Records:
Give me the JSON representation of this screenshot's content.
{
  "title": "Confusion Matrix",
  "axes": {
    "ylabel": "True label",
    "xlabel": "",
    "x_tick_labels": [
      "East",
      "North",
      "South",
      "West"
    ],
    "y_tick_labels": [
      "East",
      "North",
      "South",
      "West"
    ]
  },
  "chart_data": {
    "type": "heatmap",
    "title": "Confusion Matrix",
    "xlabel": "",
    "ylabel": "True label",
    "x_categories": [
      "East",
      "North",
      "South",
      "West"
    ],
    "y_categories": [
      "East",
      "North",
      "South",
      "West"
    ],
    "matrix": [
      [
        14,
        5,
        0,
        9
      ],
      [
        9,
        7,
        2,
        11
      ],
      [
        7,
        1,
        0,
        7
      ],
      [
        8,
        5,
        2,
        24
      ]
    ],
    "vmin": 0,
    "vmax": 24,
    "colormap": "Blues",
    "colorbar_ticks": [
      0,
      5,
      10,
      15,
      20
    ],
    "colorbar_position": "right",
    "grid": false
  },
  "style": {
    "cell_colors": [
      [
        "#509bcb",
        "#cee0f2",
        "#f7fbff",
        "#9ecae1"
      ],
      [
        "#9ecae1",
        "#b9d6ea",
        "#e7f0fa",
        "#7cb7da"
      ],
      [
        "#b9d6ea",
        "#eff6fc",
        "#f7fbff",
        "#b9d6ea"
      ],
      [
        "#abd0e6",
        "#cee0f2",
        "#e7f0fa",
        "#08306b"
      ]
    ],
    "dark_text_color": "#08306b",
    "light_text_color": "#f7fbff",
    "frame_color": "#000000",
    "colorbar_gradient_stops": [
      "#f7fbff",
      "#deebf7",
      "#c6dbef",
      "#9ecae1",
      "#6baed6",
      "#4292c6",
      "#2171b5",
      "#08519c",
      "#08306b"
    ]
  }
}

* To be done: Set down the entries verbatim, leaving none out.

* Completed task:
Give me the JSON representation of this screenshot's content.
{
  "title": "Confusion Matrix",
  "axes": {
    "ylabel": "True label",
    "xlabel": "",
    "x_tick_labels": [
      "East",
      "North",
      "South",
      "West"
    ],
    "y_tick_labels": [
      "East",
      "North",
      "South",
      "West"
    ]
  },
  "chart_data": {
    "type": "heatmap",
    "title": "Confusion Matrix",
    "xlabel": "",
    "ylabel": "True label",
    "x_categories": [
      "East",
      "North",
      "South",
      "West"
    ],
    "y_categories": [
      "East",
      "North",
      "South",
      "West"
    ],
    "matrix": [
      [
        14,
        5,
        0,
        9
      ],
      [
        9,
        7,
        2,
        11
      ],
      [
        7,
        1,
        0,
        7
      ],
      [
        8,
        5,
        2,
        24
      ]
    ],
    "vmin": 0,
    "vmax": 24,
    "colormap": "Blues",
    "colorbar_ticks": [
      0,
      5,
      10,
      15,
      20
    ],
    "colorbar_position": "right",
    "grid": false
  },
  "style": {
    "cell_colors": [
      [
        "#509bcb",
        "#cee0f2",
        "#f7fbff",
        "#9ecae1"
      ],
      [
        "#9ecae1",
        "#b9d6ea",
        "#e7f0fa",
        "#7cb7da"
      ],
      [
        "#b9d6ea",
        "#eff6fc",
        "#f7fbff",
        "#b9d6ea"
      ],
      [
        "#abd0e6",
        "#cee0f2",
        "#e7f0fa",
        "#08306b"
      ]
    ],
    "dark_text_color": "#08306b",
    "light_text_color": "#f7fbff",
    "frame_color": "#000000",
    "colorbar_gradient_stops": [
      "#f7fbff",
      "#deebf7",
      "#c6dbef",
      "#9ecae1",
      "#6baed6",
      "#4292c6",
      "#2171b5",
      "#08519c",
      "#08306b"
    ]
  }
}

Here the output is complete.